> INSTRUCTIONS TO FOLLOW: Write every line out verbatim and omit the pictures.
═════ SOURCE MATERIAL ═════
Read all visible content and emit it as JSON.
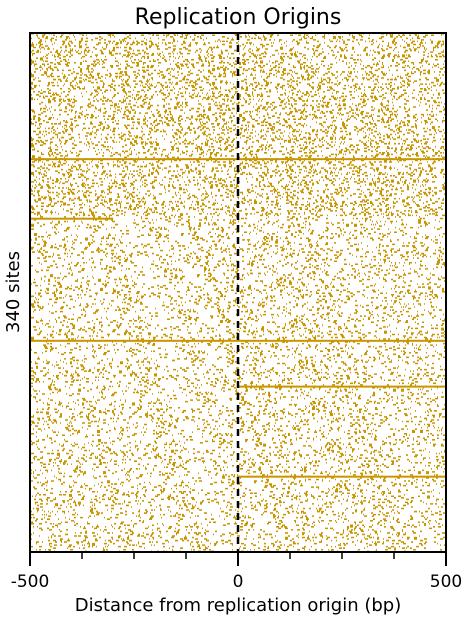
{
  "chart_data": {
    "type": "heatmap",
    "title": "Replication Origins",
    "xlabel": "Distance from replication origin (bp)",
    "ylabel": "340 sites",
    "xlim": [
      -500,
      500
    ],
    "x_ticks": [
      -500,
      0,
      500
    ],
    "x_minor_ticks": [
      -375,
      -250,
      -125,
      125,
      250,
      375
    ],
    "reference_line": {
      "x": 0,
      "style": "dashed",
      "color": "#000000"
    },
    "rows": 340,
    "mark_color": "#c89600",
    "grid": false,
    "legend": "none",
    "highlighted_rows": [
      {
        "row": 82,
        "extent": [
          -500,
          500
        ]
      },
      {
        "row": 121,
        "extent": [
          -500,
          -300
        ]
      },
      {
        "row": 201,
        "extent": [
          -500,
          500
        ]
      },
      {
        "row": 231,
        "extent": [
          0,
          500
        ]
      },
      {
        "row": 290,
        "extent": [
          0,
          500
        ]
      }
    ]
  }
}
═════
> COMPLETED TASK:
Read all visible content and emit it as JSON.
{
  "chart_data": {
    "type": "heatmap",
    "title": "Replication Origins",
    "xlabel": "Distance from replication origin (bp)",
    "ylabel": "340 sites",
    "xlim": [
      -500,
      500
    ],
    "x_ticks": [
      -500,
      0,
      500
    ],
    "x_minor_ticks": [
      -375,
      -250,
      -125,
      125,
      250,
      375
    ],
    "reference_line": {
      "x": 0,
      "style": "dashed",
      "color": "#000000"
    },
    "rows": 340,
    "mark_color": "#c89600",
    "grid": false,
    "legend": "none",
    "highlighted_rows": [
      {
        "row": 82,
        "extent": [
          -500,
          500
        ]
      },
      {
        "row": 121,
        "extent": [
          -500,
          -300
        ]
      },
      {
        "row": 201,
        "extent": [
          -500,
          500
        ]
      },
      {
        "row": 231,
        "extent": [
          0,
          500
        ]
      },
      {
        "row": 290,
        "extent": [
          0,
          500
        ]
      }
    ]
  }
}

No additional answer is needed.